## BEGIN Input records

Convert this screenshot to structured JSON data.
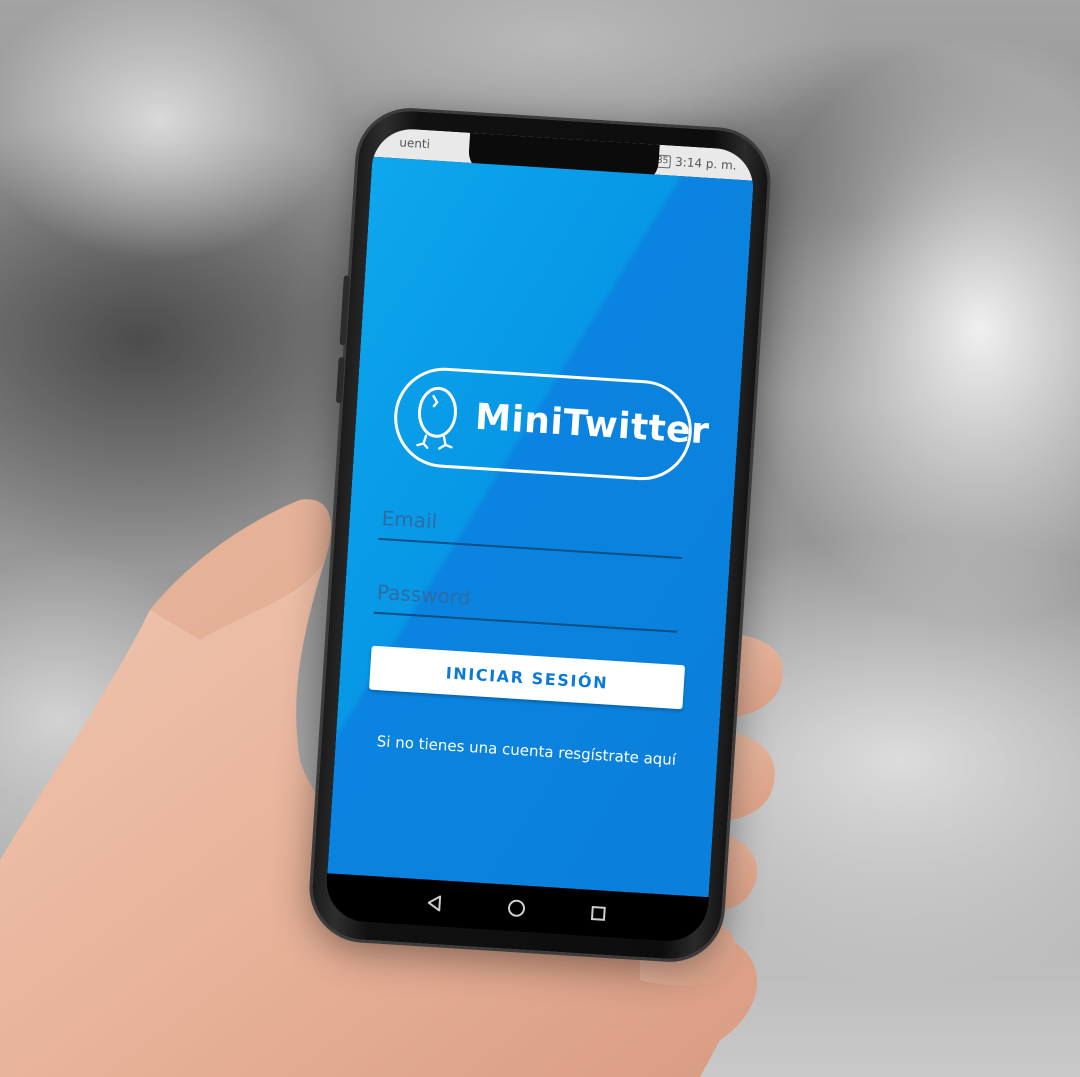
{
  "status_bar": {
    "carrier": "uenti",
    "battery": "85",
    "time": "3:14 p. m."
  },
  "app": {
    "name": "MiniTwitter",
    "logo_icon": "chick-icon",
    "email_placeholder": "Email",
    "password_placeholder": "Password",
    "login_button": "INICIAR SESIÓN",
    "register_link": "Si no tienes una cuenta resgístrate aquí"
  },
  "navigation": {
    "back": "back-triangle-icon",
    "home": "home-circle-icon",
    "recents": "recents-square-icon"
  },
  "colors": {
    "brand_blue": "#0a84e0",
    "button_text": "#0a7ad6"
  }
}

## END Input records

*Aim of the exercise*. Every record above should be written out again exactly; the pictures stay out of the copy.

*Exercise output*.
Convert this screenshot to structured JSON data.
{
  "status_bar": {
    "carrier": "uenti",
    "battery": "85",
    "time": "3:14 p. m."
  },
  "app": {
    "name": "MiniTwitter",
    "logo_icon": "chick-icon",
    "email_placeholder": "Email",
    "password_placeholder": "Password",
    "login_button": "INICIAR SESIÓN",
    "register_link": "Si no tienes una cuenta resgístrate aquí"
  },
  "navigation": {
    "back": "back-triangle-icon",
    "home": "home-circle-icon",
    "recents": "recents-square-icon"
  },
  "colors": {
    "brand_blue": "#0a84e0",
    "button_text": "#0a7ad6"
  }
}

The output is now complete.